[BEGIN Dataset excerpts]

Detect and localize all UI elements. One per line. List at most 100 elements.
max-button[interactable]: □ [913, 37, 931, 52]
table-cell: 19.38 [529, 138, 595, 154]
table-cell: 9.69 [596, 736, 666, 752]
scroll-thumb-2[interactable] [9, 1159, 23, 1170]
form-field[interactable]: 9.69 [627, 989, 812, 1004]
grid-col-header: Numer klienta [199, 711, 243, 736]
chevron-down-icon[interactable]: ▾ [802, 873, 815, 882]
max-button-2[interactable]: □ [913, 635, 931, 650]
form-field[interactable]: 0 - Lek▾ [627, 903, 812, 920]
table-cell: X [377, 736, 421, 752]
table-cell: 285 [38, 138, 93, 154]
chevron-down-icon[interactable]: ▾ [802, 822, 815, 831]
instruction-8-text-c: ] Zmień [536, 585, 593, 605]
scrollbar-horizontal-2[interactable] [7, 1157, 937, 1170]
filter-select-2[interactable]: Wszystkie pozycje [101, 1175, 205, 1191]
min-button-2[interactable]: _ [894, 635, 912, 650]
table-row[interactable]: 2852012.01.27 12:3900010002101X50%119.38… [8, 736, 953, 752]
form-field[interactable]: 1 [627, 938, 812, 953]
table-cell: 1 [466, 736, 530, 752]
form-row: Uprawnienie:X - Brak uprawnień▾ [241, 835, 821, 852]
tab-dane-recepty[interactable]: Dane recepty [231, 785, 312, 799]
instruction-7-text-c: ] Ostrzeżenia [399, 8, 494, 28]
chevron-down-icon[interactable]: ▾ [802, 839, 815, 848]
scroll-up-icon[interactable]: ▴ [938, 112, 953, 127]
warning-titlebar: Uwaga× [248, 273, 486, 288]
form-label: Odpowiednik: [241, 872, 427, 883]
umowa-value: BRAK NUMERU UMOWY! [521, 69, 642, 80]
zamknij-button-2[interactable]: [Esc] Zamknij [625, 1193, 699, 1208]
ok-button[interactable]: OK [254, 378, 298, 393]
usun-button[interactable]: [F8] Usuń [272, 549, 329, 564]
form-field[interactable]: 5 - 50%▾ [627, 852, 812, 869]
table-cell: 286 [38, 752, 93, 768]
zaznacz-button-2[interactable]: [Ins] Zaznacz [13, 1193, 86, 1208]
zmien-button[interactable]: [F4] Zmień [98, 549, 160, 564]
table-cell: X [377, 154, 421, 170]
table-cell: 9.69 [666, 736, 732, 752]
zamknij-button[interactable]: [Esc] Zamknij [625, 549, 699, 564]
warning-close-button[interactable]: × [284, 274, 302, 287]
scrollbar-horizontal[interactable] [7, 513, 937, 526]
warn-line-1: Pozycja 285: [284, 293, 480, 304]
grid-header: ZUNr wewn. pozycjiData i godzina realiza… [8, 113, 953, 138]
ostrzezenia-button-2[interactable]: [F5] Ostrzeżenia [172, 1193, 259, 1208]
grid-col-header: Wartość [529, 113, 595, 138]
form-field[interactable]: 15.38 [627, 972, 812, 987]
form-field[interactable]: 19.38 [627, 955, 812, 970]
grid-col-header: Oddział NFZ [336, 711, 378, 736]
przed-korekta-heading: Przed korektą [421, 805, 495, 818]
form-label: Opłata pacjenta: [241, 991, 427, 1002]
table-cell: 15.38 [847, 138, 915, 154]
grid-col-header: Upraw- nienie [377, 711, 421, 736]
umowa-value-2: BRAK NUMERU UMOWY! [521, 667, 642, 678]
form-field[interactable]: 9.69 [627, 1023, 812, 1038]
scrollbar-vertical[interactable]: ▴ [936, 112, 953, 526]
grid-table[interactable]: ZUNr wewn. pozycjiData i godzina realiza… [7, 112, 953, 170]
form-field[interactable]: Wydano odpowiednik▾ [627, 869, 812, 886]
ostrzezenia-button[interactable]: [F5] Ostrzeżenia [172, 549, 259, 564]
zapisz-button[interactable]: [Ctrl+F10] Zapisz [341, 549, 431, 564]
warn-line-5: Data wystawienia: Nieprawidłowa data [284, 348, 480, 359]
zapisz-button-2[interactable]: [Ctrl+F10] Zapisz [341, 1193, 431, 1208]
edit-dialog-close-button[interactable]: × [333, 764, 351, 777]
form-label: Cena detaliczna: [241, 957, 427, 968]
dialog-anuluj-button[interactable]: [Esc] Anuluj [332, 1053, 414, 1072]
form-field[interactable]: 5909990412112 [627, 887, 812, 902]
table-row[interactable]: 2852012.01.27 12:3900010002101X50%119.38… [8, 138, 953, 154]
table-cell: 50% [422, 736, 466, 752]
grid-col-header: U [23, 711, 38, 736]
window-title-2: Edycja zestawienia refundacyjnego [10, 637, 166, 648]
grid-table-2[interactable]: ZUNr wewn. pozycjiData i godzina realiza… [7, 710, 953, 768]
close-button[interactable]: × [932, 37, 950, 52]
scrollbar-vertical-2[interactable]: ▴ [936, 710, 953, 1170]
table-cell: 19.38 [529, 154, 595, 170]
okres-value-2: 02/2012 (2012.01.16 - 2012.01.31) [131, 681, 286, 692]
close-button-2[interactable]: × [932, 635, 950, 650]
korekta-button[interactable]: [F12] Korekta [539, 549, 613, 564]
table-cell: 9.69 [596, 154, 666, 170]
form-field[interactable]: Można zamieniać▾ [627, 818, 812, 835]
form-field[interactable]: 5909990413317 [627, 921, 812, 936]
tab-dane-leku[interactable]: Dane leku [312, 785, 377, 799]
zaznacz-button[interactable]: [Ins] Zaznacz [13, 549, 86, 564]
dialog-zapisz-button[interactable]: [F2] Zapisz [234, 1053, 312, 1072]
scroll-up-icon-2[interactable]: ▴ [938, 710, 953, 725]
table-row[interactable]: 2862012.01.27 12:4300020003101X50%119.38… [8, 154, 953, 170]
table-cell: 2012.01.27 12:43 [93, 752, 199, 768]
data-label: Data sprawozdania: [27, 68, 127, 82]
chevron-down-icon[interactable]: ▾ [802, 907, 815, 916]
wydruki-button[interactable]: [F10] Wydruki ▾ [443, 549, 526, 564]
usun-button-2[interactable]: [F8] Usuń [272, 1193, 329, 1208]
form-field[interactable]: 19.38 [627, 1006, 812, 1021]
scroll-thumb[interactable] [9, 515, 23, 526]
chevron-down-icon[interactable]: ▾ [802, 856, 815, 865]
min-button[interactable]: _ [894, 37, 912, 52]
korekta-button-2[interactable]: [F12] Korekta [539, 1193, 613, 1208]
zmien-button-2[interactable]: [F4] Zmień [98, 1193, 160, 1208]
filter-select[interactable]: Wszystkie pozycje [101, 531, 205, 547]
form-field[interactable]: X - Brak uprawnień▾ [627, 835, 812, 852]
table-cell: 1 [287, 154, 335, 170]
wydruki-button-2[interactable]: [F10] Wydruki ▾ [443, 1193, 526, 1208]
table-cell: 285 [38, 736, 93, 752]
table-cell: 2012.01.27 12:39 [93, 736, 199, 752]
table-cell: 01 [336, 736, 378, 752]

[END Dataset excerpts]

Task instructions – Copy out every line of the items above, character for character, with nothing changed.

Task result –
Detect and localize all UI elements. One per line. List at most 100 elements.
max-button[interactable]: □ [913, 37, 931, 52]
table-cell: 19.38 [529, 138, 595, 154]
table-cell: 9.69 [596, 736, 666, 752]
scroll-thumb-2[interactable] [9, 1159, 23, 1170]
form-field[interactable]: 9.69 [627, 989, 812, 1004]
grid-col-header: Numer klienta [199, 711, 243, 736]
chevron-down-icon[interactable]: ▾ [802, 873, 815, 882]
max-button-2[interactable]: □ [913, 635, 931, 650]
form-field[interactable]: 0 - Lek▾ [627, 903, 812, 920]
table-cell: X [377, 736, 421, 752]
table-cell: 285 [38, 138, 93, 154]
chevron-down-icon[interactable]: ▾ [802, 822, 815, 831]
instruction-8-text-c: ] Zmień [536, 585, 593, 605]
scrollbar-horizontal-2[interactable] [7, 1157, 937, 1170]
filter-select-2[interactable]: Wszystkie pozycje [101, 1175, 205, 1191]
min-button-2[interactable]: _ [894, 635, 912, 650]
table-row[interactable]: 2852012.01.27 12:3900010002101X50%119.38… [8, 736, 953, 752]
form-field[interactable]: 1 [627, 938, 812, 953]
table-cell: 1 [466, 736, 530, 752]
form-row: Uprawnienie:X - Brak uprawnień▾ [241, 835, 821, 852]
tab-dane-recepty[interactable]: Dane recepty [231, 785, 312, 799]
instruction-7-text-c: ] Ostrzeżenia [399, 8, 494, 28]
chevron-down-icon[interactable]: ▾ [802, 839, 815, 848]
scroll-up-icon[interactable]: ▴ [938, 112, 953, 127]
warning-titlebar: Uwaga× [248, 273, 486, 288]
form-label: Odpowiednik: [241, 872, 427, 883]
umowa-value: BRAK NUMERU UMOWY! [521, 69, 642, 80]
zamknij-button-2[interactable]: [Esc] Zamknij [625, 1193, 699, 1208]
ok-button[interactable]: OK [254, 378, 298, 393]
usun-button[interactable]: [F8] Usuń [272, 549, 329, 564]
form-field[interactable]: 5 - 50%▾ [627, 852, 812, 869]
table-cell: 286 [38, 752, 93, 768]
zaznacz-button-2[interactable]: [Ins] Zaznacz [13, 1193, 86, 1208]
zmien-button[interactable]: [F4] Zmień [98, 549, 160, 564]
table-cell: X [377, 154, 421, 170]
table-cell: 9.69 [666, 736, 732, 752]
zamknij-button[interactable]: [Esc] Zamknij [625, 549, 699, 564]
warning-close-button[interactable]: × [284, 274, 302, 287]
scrollbar-horizontal[interactable] [7, 513, 937, 526]
warn-line-1: Pozycja 285: [284, 293, 480, 304]
grid-header: ZUNr wewn. pozycjiData i godzina realiza… [8, 113, 953, 138]
ostrzezenia-button-2[interactable]: [F5] Ostrzeżenia [172, 1193, 259, 1208]
grid-col-header: Wartość [529, 113, 595, 138]
form-field[interactable]: 15.38 [627, 972, 812, 987]
form-field[interactable]: 19.38 [627, 955, 812, 970]
grid-col-header: Oddział NFZ [336, 711, 378, 736]
przed-korekta-heading: Przed korektą [421, 805, 495, 818]
form-label: Opłata pacjenta: [241, 991, 427, 1002]
table-cell: 15.38 [847, 138, 915, 154]
grid-col-header: Upraw- nienie [377, 711, 421, 736]
umowa-value-2: BRAK NUMERU UMOWY! [521, 667, 642, 678]
form-field[interactable]: 9.69 [627, 1023, 812, 1038]
scrollbar-vertical[interactable]: ▴ [936, 112, 953, 526]
grid-table[interactable]: ZUNr wewn. pozycjiData i godzina realiza… [7, 112, 953, 170]
form-field[interactable]: Wydano odpowiednik▾ [627, 869, 812, 886]
ostrzezenia-button[interactable]: [F5] Ostrzeżenia [172, 549, 259, 564]
zapisz-button[interactable]: [Ctrl+F10] Zapisz [341, 549, 431, 564]
warn-line-5: Data wystawienia: Nieprawidłowa data [284, 348, 480, 359]
zapisz-button-2[interactable]: [Ctrl+F10] Zapisz [341, 1193, 431, 1208]
edit-dialog-close-button[interactable]: × [333, 764, 351, 777]
form-label: Cena detaliczna: [241, 957, 427, 968]
dialog-anuluj-button[interactable]: [Esc] Anuluj [332, 1053, 414, 1072]
form-field[interactable]: 5909990412112 [627, 887, 812, 902]
table-row[interactable]: 2852012.01.27 12:3900010002101X50%119.38… [8, 138, 953, 154]
table-cell: 50% [422, 736, 466, 752]
grid-col-header: U [23, 711, 38, 736]
window-title-2: Edycja zestawienia refundacyjnego [10, 637, 166, 648]
grid-table-2[interactable]: ZUNr wewn. pozycjiData i godzina realiza… [7, 710, 953, 768]
close-button[interactable]: × [932, 37, 950, 52]
scrollbar-vertical-2[interactable]: ▴ [936, 710, 953, 1170]
table-cell: 19.38 [529, 154, 595, 170]
okres-value-2: 02/2012 (2012.01.16 - 2012.01.31) [131, 681, 286, 692]
close-button-2[interactable]: × [932, 635, 950, 650]
korekta-button[interactable]: [F12] Korekta [539, 549, 613, 564]
table-cell: 9.69 [596, 154, 666, 170]
form-field[interactable]: Można zamieniać▾ [627, 818, 812, 835]
form-field[interactable]: 5909990413317 [627, 921, 812, 936]
tab-dane-leku[interactable]: Dane leku [312, 785, 377, 799]
zaznacz-button[interactable]: [Ins] Zaznacz [13, 549, 86, 564]
dialog-zapisz-button[interactable]: [F2] Zapisz [234, 1053, 312, 1072]
scroll-up-icon-2[interactable]: ▴ [938, 710, 953, 725]
table-row[interactable]: 2862012.01.27 12:4300020003101X50%119.38… [8, 154, 953, 170]
table-cell: 2012.01.27 12:43 [93, 752, 199, 768]
data-label: Data sprawozdania: [27, 68, 127, 82]
chevron-down-icon[interactable]: ▾ [802, 907, 815, 916]
wydruki-button[interactable]: [F10] Wydruki ▾ [443, 549, 526, 564]
usun-button-2[interactable]: [F8] Usuń [272, 1193, 329, 1208]
form-field[interactable]: 19.38 [627, 1006, 812, 1021]
scroll-thumb[interactable] [9, 515, 23, 526]
chevron-down-icon[interactable]: ▾ [802, 856, 815, 865]
min-button[interactable]: _ [894, 37, 912, 52]
korekta-button-2[interactable]: [F12] Korekta [539, 1193, 613, 1208]
zmien-button-2[interactable]: [F4] Zmień [98, 1193, 160, 1208]
filter-select[interactable]: Wszystkie pozycje [101, 531, 205, 547]
form-field[interactable]: X - Brak uprawnień▾ [627, 835, 812, 852]
table-cell: 1 [287, 154, 335, 170]
wydruki-button-2[interactable]: [F10] Wydruki ▾ [443, 1193, 526, 1208]
table-cell: 285 [38, 736, 93, 752]
table-cell: 2012.01.27 12:39 [93, 736, 199, 752]
table-cell: 01 [336, 736, 378, 752]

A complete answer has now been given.